+++ DATASET RECORDS
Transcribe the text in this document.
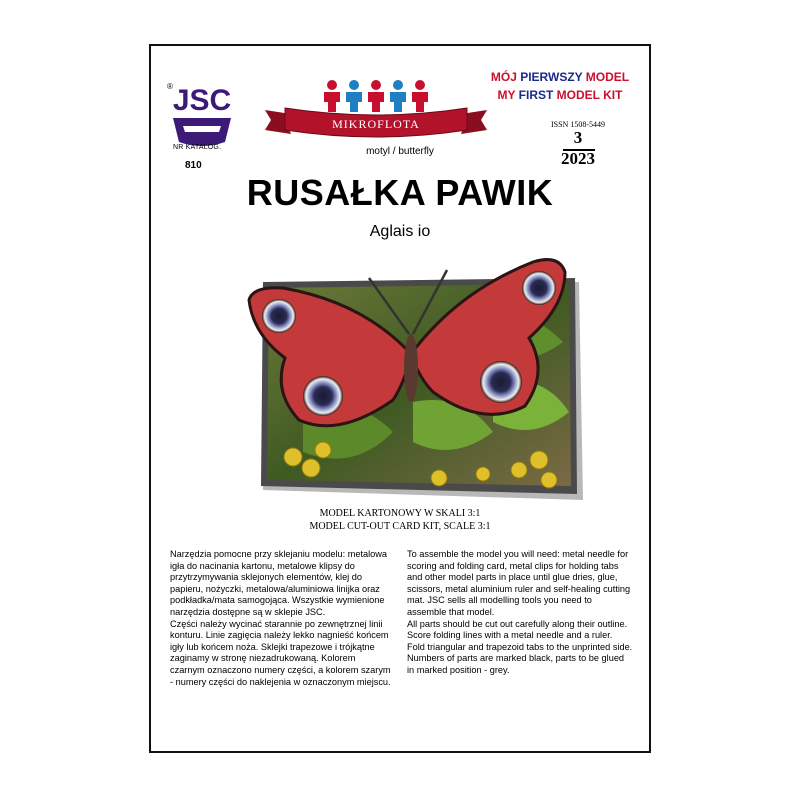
JSC
®
NR KATALOG.
810
MIKROFLOTA
MÓJ PIERWSZY MODEL
MY FIRST MODEL KIT
ISSN 1508-5449
3
2023
motyl / butterfly
RUSAŁKA PAWIK
Aglais io
MODEL KARTONOWY W SKALI 3:1
MODEL CUT-OUT CARD KIT, SCALE 3:1

Narzędzia pomocne przy sklejaniu modelu: metalowa igła do nacinania kartonu, metalowe klipsy do przytrzymywania sklejonych elementów, klej do papieru, nożyczki, metalowa/aluminiowa linijka oraz podkładka/mata samogojąca. Wszystkie wymienione narzędzia dostępne są w sklepie JSC.

Części należy wycinać starannie po zewnętrznej linii konturu. Linie zagięcia należy lekko nagnieść końcem igły lub końcem noża. Sklejki trapezowe i trójkątne zaginamy w stronę niezadrukowaną. Kolorem czarnym oznaczono numery części, a kolorem szarym - numery części do naklejenia w oznaczonym miejscu.

To assemble the model you will need: metal needle for scoring and folding card, metal clips for holding tabs and other model parts in place until glue dries, glue, scissors, metal aluminium ruler and self-healing cutting mat. JSC sells all modelling tools you need to assemble that model.

All parts should be cut out carefully along their outline. Score folding lines with a metal needle and a ruler.

Fold triangular and trapezoid tabs to the unprinted side. Numbers of parts are marked black, parts to be glued in marked position - grey.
++++++
**EXERCISE BRIEF:** Reproduce the material above in full and without alteration, but skip all pictures.

**THE RESPONSE:**
Transcribe the text in this document.
JSC
®
NR KATALOG.
810
MIKROFLOTA
MÓJ PIERWSZY MODEL
MY FIRST MODEL KIT
ISSN 1508-5449
3
2023
motyl / butterfly
RUSAŁKA PAWIK
Aglais io
MODEL KARTONOWY W SKALI 3:1
MODEL CUT-OUT CARD KIT, SCALE 3:1

Narzędzia pomocne przy sklejaniu modelu: metalowa igła do nacinania kartonu, metalowe klipsy do przytrzymywania sklejonych elementów, klej do papieru, nożyczki, metalowa/aluminiowa linijka oraz podkładka/mata samogojąca. Wszystkie wymienione narzędzia dostępne są w sklepie JSC.

Części należy wycinać starannie po zewnętrznej linii konturu. Linie zagięcia należy lekko nagnieść końcem igły lub końcem noża. Sklejki trapezowe i trójkątne zaginamy w stronę niezadrukowaną. Kolorem czarnym oznaczono numery części, a kolorem szarym - numery części do naklejenia w oznaczonym miejscu.

To assemble the model you will need: metal needle for scoring and folding card, metal clips for holding tabs and other model parts in place until glue dries, glue, scissors, metal aluminium ruler and self-healing cutting mat. JSC sells all modelling tools you need to assemble that model.

All parts should be cut out carefully along their outline. Score folding lines with a metal needle and a ruler.

Fold triangular and trapezoid tabs to the unprinted side. Numbers of parts are marked black, parts to be glued in marked position - grey.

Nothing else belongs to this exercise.